Set exercise:
Output the line that contains "Give me a plain-text" and every line after it to the end of the entries, with nothing added or left out.

[Records excerpted from a collection]
** Start **
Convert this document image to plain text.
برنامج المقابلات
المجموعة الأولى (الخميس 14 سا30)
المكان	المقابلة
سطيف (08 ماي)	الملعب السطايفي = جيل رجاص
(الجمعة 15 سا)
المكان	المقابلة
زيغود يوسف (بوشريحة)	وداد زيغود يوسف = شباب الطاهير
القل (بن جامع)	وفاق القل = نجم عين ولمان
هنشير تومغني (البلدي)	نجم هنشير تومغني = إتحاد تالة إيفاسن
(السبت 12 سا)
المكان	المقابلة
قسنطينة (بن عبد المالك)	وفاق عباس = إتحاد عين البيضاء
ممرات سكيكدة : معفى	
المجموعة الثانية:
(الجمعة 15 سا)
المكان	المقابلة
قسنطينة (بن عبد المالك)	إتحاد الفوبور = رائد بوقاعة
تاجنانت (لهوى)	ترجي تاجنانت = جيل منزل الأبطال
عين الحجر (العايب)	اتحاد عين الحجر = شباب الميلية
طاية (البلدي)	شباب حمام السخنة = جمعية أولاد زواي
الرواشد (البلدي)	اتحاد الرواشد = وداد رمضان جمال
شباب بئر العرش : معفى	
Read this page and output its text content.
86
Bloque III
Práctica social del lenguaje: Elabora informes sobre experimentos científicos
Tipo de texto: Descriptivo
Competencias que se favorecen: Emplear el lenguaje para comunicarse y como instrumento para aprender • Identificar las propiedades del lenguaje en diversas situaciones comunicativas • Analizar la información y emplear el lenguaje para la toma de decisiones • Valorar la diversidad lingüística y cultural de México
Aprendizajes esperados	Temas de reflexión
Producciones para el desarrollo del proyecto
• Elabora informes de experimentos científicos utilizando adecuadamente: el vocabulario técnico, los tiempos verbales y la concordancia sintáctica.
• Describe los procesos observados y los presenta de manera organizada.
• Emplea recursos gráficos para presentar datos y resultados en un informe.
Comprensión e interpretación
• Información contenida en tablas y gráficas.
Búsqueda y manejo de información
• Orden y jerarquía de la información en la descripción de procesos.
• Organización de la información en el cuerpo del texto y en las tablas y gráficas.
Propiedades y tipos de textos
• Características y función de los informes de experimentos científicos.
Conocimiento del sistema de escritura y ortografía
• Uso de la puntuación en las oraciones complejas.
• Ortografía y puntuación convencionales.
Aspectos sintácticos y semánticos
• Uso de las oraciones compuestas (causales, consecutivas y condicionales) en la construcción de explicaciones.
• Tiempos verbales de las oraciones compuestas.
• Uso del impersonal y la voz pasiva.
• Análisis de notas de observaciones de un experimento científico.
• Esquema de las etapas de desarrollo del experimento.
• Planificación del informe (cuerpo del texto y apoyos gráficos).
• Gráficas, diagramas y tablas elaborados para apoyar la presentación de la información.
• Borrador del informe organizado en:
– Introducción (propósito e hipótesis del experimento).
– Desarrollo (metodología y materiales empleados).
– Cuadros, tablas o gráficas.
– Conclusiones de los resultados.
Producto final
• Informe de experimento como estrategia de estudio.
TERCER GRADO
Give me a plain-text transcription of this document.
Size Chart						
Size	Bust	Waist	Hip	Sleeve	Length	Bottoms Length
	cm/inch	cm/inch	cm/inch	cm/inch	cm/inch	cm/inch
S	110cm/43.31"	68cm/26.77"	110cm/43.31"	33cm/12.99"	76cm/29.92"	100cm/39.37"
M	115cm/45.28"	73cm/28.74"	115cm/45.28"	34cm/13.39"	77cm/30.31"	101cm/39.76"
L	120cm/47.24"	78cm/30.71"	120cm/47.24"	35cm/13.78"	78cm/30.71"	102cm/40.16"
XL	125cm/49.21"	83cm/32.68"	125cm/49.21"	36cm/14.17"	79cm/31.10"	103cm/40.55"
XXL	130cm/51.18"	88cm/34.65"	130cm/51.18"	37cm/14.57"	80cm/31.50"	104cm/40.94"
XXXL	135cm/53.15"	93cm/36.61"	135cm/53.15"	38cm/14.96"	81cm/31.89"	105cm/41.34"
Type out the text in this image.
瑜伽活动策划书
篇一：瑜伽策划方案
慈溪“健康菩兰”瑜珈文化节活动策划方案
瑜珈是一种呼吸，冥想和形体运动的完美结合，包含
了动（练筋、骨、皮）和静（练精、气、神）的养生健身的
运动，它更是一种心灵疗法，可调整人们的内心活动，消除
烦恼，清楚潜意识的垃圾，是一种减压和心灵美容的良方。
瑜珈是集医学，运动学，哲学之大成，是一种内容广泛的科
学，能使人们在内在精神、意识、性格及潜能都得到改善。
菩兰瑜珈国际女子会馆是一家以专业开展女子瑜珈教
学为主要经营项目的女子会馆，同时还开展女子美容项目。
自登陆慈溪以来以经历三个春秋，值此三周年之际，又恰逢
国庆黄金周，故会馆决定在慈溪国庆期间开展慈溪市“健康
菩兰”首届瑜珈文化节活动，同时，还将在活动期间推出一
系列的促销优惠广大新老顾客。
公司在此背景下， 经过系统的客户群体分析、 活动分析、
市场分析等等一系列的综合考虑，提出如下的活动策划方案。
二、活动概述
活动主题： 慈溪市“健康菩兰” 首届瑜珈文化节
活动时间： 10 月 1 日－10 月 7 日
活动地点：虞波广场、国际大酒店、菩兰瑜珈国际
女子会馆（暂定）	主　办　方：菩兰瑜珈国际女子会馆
** End **
Output of the exercise:
Give me a plain-text transcription of this document.
Size Chart						
Size	Bust	Waist	Hip	Sleeve	Length	Bottoms Length
	cm/inch	cm/inch	cm/inch	cm/inch	cm/inch	cm/inch
S	110cm/43.31"	68cm/26.77"	110cm/43.31"	33cm/12.99"	76cm/29.92"	100cm/39.37"
M	115cm/45.28"	73cm/28.74"	115cm/45.28"	34cm/13.39"	77cm/30.31"	101cm/39.76"
L	120cm/47.24"	78cm/30.71"	120cm/47.24"	35cm/13.78"	78cm/30.71"	102cm/40.16"
XL	125cm/49.21"	83cm/32.68"	125cm/49.21"	36cm/14.17"	79cm/31.10"	103cm/40.55"
XXL	130cm/51.18"	88cm/34.65"	130cm/51.18"	37cm/14.57"	80cm/31.50"	104cm/40.94"
XXXL	135cm/53.15"	93cm/36.61"	135cm/53.15"	38cm/14.96"	81cm/31.89"	105cm/41.34"
Type out the text in this image.
瑜伽活动策划书
篇一：瑜伽策划方案
慈溪“健康菩兰”瑜珈文化节活动策划方案
瑜珈是一种呼吸，冥想和形体运动的完美结合，包含
了动（练筋、骨、皮）和静（练精、气、神）的养生健身的
运动，它更是一种心灵疗法，可调整人们的内心活动，消除
烦恼，清楚潜意识的垃圾，是一种减压和心灵美容的良方。
瑜珈是集医学，运动学，哲学之大成，是一种内容广泛的科
学，能使人们在内在精神、意识、性格及潜能都得到改善。
菩兰瑜珈国际女子会馆是一家以专业开展女子瑜珈教
学为主要经营项目的女子会馆，同时还开展女子美容项目。
自登陆慈溪以来以经历三个春秋，值此三周年之际，又恰逢
国庆黄金周，故会馆决定在慈溪国庆期间开展慈溪市“健康
菩兰”首届瑜珈文化节活动，同时，还将在活动期间推出一
系列的促销优惠广大新老顾客。
公司在此背景下， 经过系统的客户群体分析、 活动分析、
市场分析等等一系列的综合考虑，提出如下的活动策划方案。
二、活动概述
活动主题： 慈溪市“健康菩兰” 首届瑜珈文化节
活动时间： 10 月 1 日－10 月 7 日
活动地点：虞波广场、国际大酒店、菩兰瑜珈国际
女子会馆（暂定）	主　办　方：菩兰瑜珈国际女子会馆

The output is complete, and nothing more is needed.